* Problem description:
Print every entry, word for word, and skip the images.

* Data:

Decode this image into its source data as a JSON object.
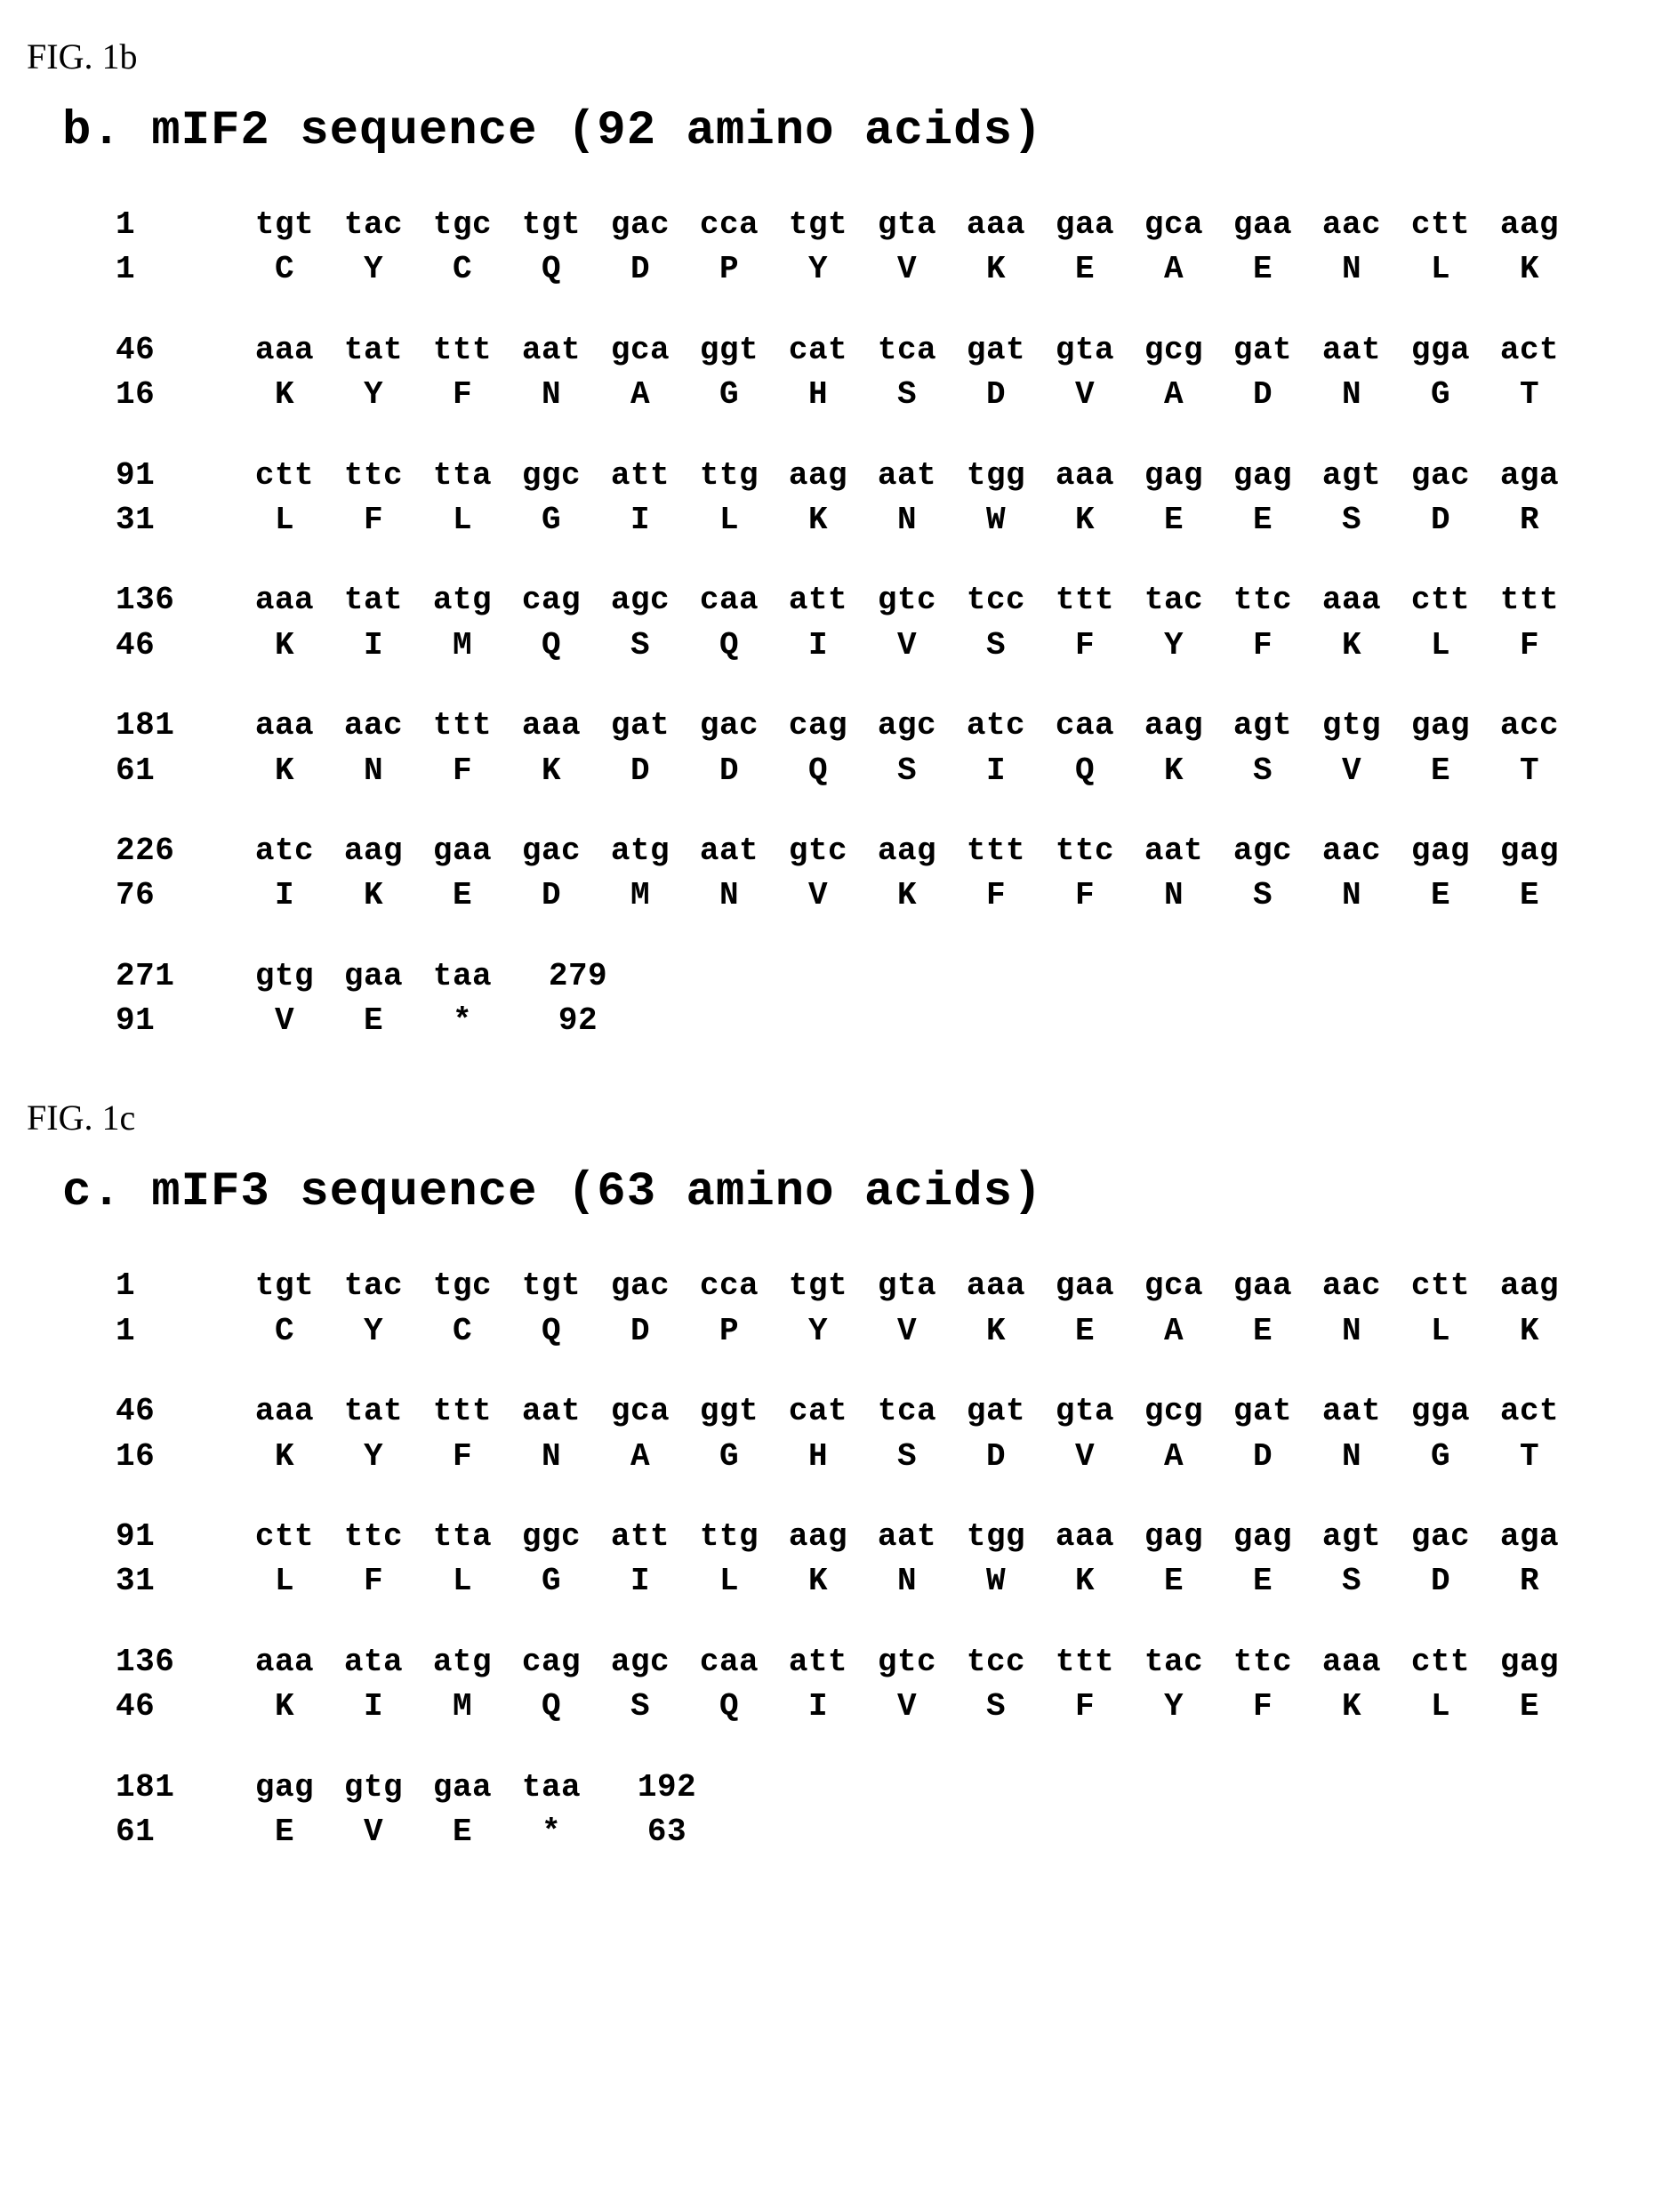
{
  "figures": [
    {
      "label": "FIG. 1b",
      "title": "b. mIF2 sequence (92 amino acids)",
      "lines": [
        {
          "nt_start": 1,
          "aa_start": 1,
          "nt_end": 45,
          "aa_end": 15,
          "codons": [
            "tgt",
            "tac",
            "tgc",
            "tgt",
            "gac",
            "cca",
            "tgt",
            "gta",
            "aaa",
            "gaa",
            "gca",
            "gaa",
            "aac",
            "ctt",
            "aag"
          ],
          "aa": [
            "C",
            "Y",
            "C",
            "Q",
            "D",
            "P",
            "Y",
            "V",
            "K",
            "E",
            "A",
            "E",
            "N",
            "L",
            "K"
          ]
        },
        {
          "nt_start": 46,
          "aa_start": 16,
          "nt_end": 90,
          "aa_end": 30,
          "codons": [
            "aaa",
            "tat",
            "ttt",
            "aat",
            "gca",
            "ggt",
            "cat",
            "tca",
            "gat",
            "gta",
            "gcg",
            "gat",
            "aat",
            "gga",
            "act"
          ],
          "aa": [
            "K",
            "Y",
            "F",
            "N",
            "A",
            "G",
            "H",
            "S",
            "D",
            "V",
            "A",
            "D",
            "N",
            "G",
            "T"
          ]
        },
        {
          "nt_start": 91,
          "aa_start": 31,
          "nt_end": 135,
          "aa_end": 45,
          "codons": [
            "ctt",
            "ttc",
            "tta",
            "ggc",
            "att",
            "ttg",
            "aag",
            "aat",
            "tgg",
            "aaa",
            "gag",
            "gag",
            "agt",
            "gac",
            "aga"
          ],
          "aa": [
            "L",
            "F",
            "L",
            "G",
            "I",
            "L",
            "K",
            "N",
            "W",
            "K",
            "E",
            "E",
            "S",
            "D",
            "R"
          ]
        },
        {
          "nt_start": 136,
          "aa_start": 46,
          "nt_end": 180,
          "aa_end": 60,
          "codons": [
            "aaa",
            "tat",
            "atg",
            "cag",
            "agc",
            "caa",
            "att",
            "gtc",
            "tcc",
            "ttt",
            "tac",
            "ttc",
            "aaa",
            "ctt",
            "ttt"
          ],
          "aa": [
            "K",
            "I",
            "M",
            "Q",
            "S",
            "Q",
            "I",
            "V",
            "S",
            "F",
            "Y",
            "F",
            "K",
            "L",
            "F"
          ]
        },
        {
          "nt_start": 181,
          "aa_start": 61,
          "nt_end": 225,
          "aa_end": 75,
          "codons": [
            "aaa",
            "aac",
            "ttt",
            "aaa",
            "gat",
            "gac",
            "cag",
            "agc",
            "atc",
            "caa",
            "aag",
            "agt",
            "gtg",
            "gag",
            "acc"
          ],
          "aa": [
            "K",
            "N",
            "F",
            "K",
            "D",
            "D",
            "Q",
            "S",
            "I",
            "Q",
            "K",
            "S",
            "V",
            "E",
            "T"
          ]
        },
        {
          "nt_start": 226,
          "aa_start": 76,
          "nt_end": 270,
          "aa_end": 90,
          "codons": [
            "atc",
            "aag",
            "gaa",
            "gac",
            "atg",
            "aat",
            "gtc",
            "aag",
            "ttt",
            "ttc",
            "aat",
            "agc",
            "aac",
            "gag",
            "gag"
          ],
          "aa": [
            "I",
            "K",
            "E",
            "D",
            "M",
            "N",
            "V",
            "K",
            "F",
            "F",
            "N",
            "S",
            "N",
            "E",
            "E"
          ]
        },
        {
          "nt_start": 271,
          "aa_start": 91,
          "nt_trail": 279,
          "aa_trail": 92,
          "codons": [
            "gtg",
            "gaa",
            "taa"
          ],
          "aa": [
            "V",
            "E",
            "*"
          ]
        }
      ]
    },
    {
      "label": "FIG. 1c",
      "title": "c. mIF3 sequence (63 amino acids)",
      "lines": [
        {
          "nt_start": 1,
          "aa_start": 1,
          "nt_end": 45,
          "aa_end": 15,
          "codons": [
            "tgt",
            "tac",
            "tgc",
            "tgt",
            "gac",
            "cca",
            "tgt",
            "gta",
            "aaa",
            "gaa",
            "gca",
            "gaa",
            "aac",
            "ctt",
            "aag"
          ],
          "aa": [
            "C",
            "Y",
            "C",
            "Q",
            "D",
            "P",
            "Y",
            "V",
            "K",
            "E",
            "A",
            "E",
            "N",
            "L",
            "K"
          ]
        },
        {
          "nt_start": 46,
          "aa_start": 16,
          "nt_end": 90,
          "aa_end": 30,
          "codons": [
            "aaa",
            "tat",
            "ttt",
            "aat",
            "gca",
            "ggt",
            "cat",
            "tca",
            "gat",
            "gta",
            "gcg",
            "gat",
            "aat",
            "gga",
            "act"
          ],
          "aa": [
            "K",
            "Y",
            "F",
            "N",
            "A",
            "G",
            "H",
            "S",
            "D",
            "V",
            "A",
            "D",
            "N",
            "G",
            "T"
          ]
        },
        {
          "nt_start": 91,
          "aa_start": 31,
          "nt_end": 135,
          "aa_end": 45,
          "codons": [
            "ctt",
            "ttc",
            "tta",
            "ggc",
            "att",
            "ttg",
            "aag",
            "aat",
            "tgg",
            "aaa",
            "gag",
            "gag",
            "agt",
            "gac",
            "aga"
          ],
          "aa": [
            "L",
            "F",
            "L",
            "G",
            "I",
            "L",
            "K",
            "N",
            "W",
            "K",
            "E",
            "E",
            "S",
            "D",
            "R"
          ]
        },
        {
          "nt_start": 136,
          "aa_start": 46,
          "nt_end": 180,
          "aa_end": 60,
          "codons": [
            "aaa",
            "ata",
            "atg",
            "cag",
            "agc",
            "caa",
            "att",
            "gtc",
            "tcc",
            "ttt",
            "tac",
            "ttc",
            "aaa",
            "ctt",
            "gag"
          ],
          "aa": [
            "K",
            "I",
            "M",
            "Q",
            "S",
            "Q",
            "I",
            "V",
            "S",
            "F",
            "Y",
            "F",
            "K",
            "L",
            "E"
          ]
        },
        {
          "nt_start": 181,
          "aa_start": 61,
          "nt_trail": 192,
          "aa_trail": 63,
          "codons": [
            "gag",
            "gtg",
            "gaa",
            "taa"
          ],
          "aa": [
            "E",
            "V",
            "E",
            "*"
          ]
        }
      ]
    }
  ]
}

* Output of the exercise:
Decode this image into its source data as a JSON object.
{
  "figures": [
    {
      "label": "FIG. 1b",
      "title": "b. mIF2 sequence (92 amino acids)",
      "lines": [
        {
          "nt_start": 1,
          "aa_start": 1,
          "nt_end": 45,
          "aa_end": 15,
          "codons": [
            "tgt",
            "tac",
            "tgc",
            "tgt",
            "gac",
            "cca",
            "tgt",
            "gta",
            "aaa",
            "gaa",
            "gca",
            "gaa",
            "aac",
            "ctt",
            "aag"
          ],
          "aa": [
            "C",
            "Y",
            "C",
            "Q",
            "D",
            "P",
            "Y",
            "V",
            "K",
            "E",
            "A",
            "E",
            "N",
            "L",
            "K"
          ]
        },
        {
          "nt_start": 46,
          "aa_start": 16,
          "nt_end": 90,
          "aa_end": 30,
          "codons": [
            "aaa",
            "tat",
            "ttt",
            "aat",
            "gca",
            "ggt",
            "cat",
            "tca",
            "gat",
            "gta",
            "gcg",
            "gat",
            "aat",
            "gga",
            "act"
          ],
          "aa": [
            "K",
            "Y",
            "F",
            "N",
            "A",
            "G",
            "H",
            "S",
            "D",
            "V",
            "A",
            "D",
            "N",
            "G",
            "T"
          ]
        },
        {
          "nt_start": 91,
          "aa_start": 31,
          "nt_end": 135,
          "aa_end": 45,
          "codons": [
            "ctt",
            "ttc",
            "tta",
            "ggc",
            "att",
            "ttg",
            "aag",
            "aat",
            "tgg",
            "aaa",
            "gag",
            "gag",
            "agt",
            "gac",
            "aga"
          ],
          "aa": [
            "L",
            "F",
            "L",
            "G",
            "I",
            "L",
            "K",
            "N",
            "W",
            "K",
            "E",
            "E",
            "S",
            "D",
            "R"
          ]
        },
        {
          "nt_start": 136,
          "aa_start": 46,
          "nt_end": 180,
          "aa_end": 60,
          "codons": [
            "aaa",
            "tat",
            "atg",
            "cag",
            "agc",
            "caa",
            "att",
            "gtc",
            "tcc",
            "ttt",
            "tac",
            "ttc",
            "aaa",
            "ctt",
            "ttt"
          ],
          "aa": [
            "K",
            "I",
            "M",
            "Q",
            "S",
            "Q",
            "I",
            "V",
            "S",
            "F",
            "Y",
            "F",
            "K",
            "L",
            "F"
          ]
        },
        {
          "nt_start": 181,
          "aa_start": 61,
          "nt_end": 225,
          "aa_end": 75,
          "codons": [
            "aaa",
            "aac",
            "ttt",
            "aaa",
            "gat",
            "gac",
            "cag",
            "agc",
            "atc",
            "caa",
            "aag",
            "agt",
            "gtg",
            "gag",
            "acc"
          ],
          "aa": [
            "K",
            "N",
            "F",
            "K",
            "D",
            "D",
            "Q",
            "S",
            "I",
            "Q",
            "K",
            "S",
            "V",
            "E",
            "T"
          ]
        },
        {
          "nt_start": 226,
          "aa_start": 76,
          "nt_end": 270,
          "aa_end": 90,
          "codons": [
            "atc",
            "aag",
            "gaa",
            "gac",
            "atg",
            "aat",
            "gtc",
            "aag",
            "ttt",
            "ttc",
            "aat",
            "agc",
            "aac",
            "gag",
            "gag"
          ],
          "aa": [
            "I",
            "K",
            "E",
            "D",
            "M",
            "N",
            "V",
            "K",
            "F",
            "F",
            "N",
            "S",
            "N",
            "E",
            "E"
          ]
        },
        {
          "nt_start": 271,
          "aa_start": 91,
          "nt_trail": 279,
          "aa_trail": 92,
          "codons": [
            "gtg",
            "gaa",
            "taa"
          ],
          "aa": [
            "V",
            "E",
            "*"
          ]
        }
      ]
    },
    {
      "label": "FIG. 1c",
      "title": "c. mIF3 sequence (63 amino acids)",
      "lines": [
        {
          "nt_start": 1,
          "aa_start": 1,
          "nt_end": 45,
          "aa_end": 15,
          "codons": [
            "tgt",
            "tac",
            "tgc",
            "tgt",
            "gac",
            "cca",
            "tgt",
            "gta",
            "aaa",
            "gaa",
            "gca",
            "gaa",
            "aac",
            "ctt",
            "aag"
          ],
          "aa": [
            "C",
            "Y",
            "C",
            "Q",
            "D",
            "P",
            "Y",
            "V",
            "K",
            "E",
            "A",
            "E",
            "N",
            "L",
            "K"
          ]
        },
        {
          "nt_start": 46,
          "aa_start": 16,
          "nt_end": 90,
          "aa_end": 30,
          "codons": [
            "aaa",
            "tat",
            "ttt",
            "aat",
            "gca",
            "ggt",
            "cat",
            "tca",
            "gat",
            "gta",
            "gcg",
            "gat",
            "aat",
            "gga",
            "act"
          ],
          "aa": [
            "K",
            "Y",
            "F",
            "N",
            "A",
            "G",
            "H",
            "S",
            "D",
            "V",
            "A",
            "D",
            "N",
            "G",
            "T"
          ]
        },
        {
          "nt_start": 91,
          "aa_start": 31,
          "nt_end": 135,
          "aa_end": 45,
          "codons": [
            "ctt",
            "ttc",
            "tta",
            "ggc",
            "att",
            "ttg",
            "aag",
            "aat",
            "tgg",
            "aaa",
            "gag",
            "gag",
            "agt",
            "gac",
            "aga"
          ],
          "aa": [
            "L",
            "F",
            "L",
            "G",
            "I",
            "L",
            "K",
            "N",
            "W",
            "K",
            "E",
            "E",
            "S",
            "D",
            "R"
          ]
        },
        {
          "nt_start": 136,
          "aa_start": 46,
          "nt_end": 180,
          "aa_end": 60,
          "codons": [
            "aaa",
            "ata",
            "atg",
            "cag",
            "agc",
            "caa",
            "att",
            "gtc",
            "tcc",
            "ttt",
            "tac",
            "ttc",
            "aaa",
            "ctt",
            "gag"
          ],
          "aa": [
            "K",
            "I",
            "M",
            "Q",
            "S",
            "Q",
            "I",
            "V",
            "S",
            "F",
            "Y",
            "F",
            "K",
            "L",
            "E"
          ]
        },
        {
          "nt_start": 181,
          "aa_start": 61,
          "nt_trail": 192,
          "aa_trail": 63,
          "codons": [
            "gag",
            "gtg",
            "gaa",
            "taa"
          ],
          "aa": [
            "E",
            "V",
            "E",
            "*"
          ]
        }
      ]
    }
  ]
}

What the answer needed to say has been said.